- [What is required]: Could you return every line of the records below that contains the word "Phosphopeptide"?

■ ■ ■

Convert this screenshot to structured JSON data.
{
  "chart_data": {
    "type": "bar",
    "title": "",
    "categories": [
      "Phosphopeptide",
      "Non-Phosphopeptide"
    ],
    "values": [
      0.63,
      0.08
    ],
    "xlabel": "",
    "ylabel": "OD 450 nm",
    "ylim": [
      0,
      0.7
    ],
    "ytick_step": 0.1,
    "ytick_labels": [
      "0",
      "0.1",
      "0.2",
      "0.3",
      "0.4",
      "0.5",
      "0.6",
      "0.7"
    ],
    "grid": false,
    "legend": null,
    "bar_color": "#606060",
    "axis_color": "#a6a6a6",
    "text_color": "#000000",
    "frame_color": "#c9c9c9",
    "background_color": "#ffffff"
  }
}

■ ■ ■

- [Task result]:
      "Phosphopeptide",
      "Non-Phosphopeptide"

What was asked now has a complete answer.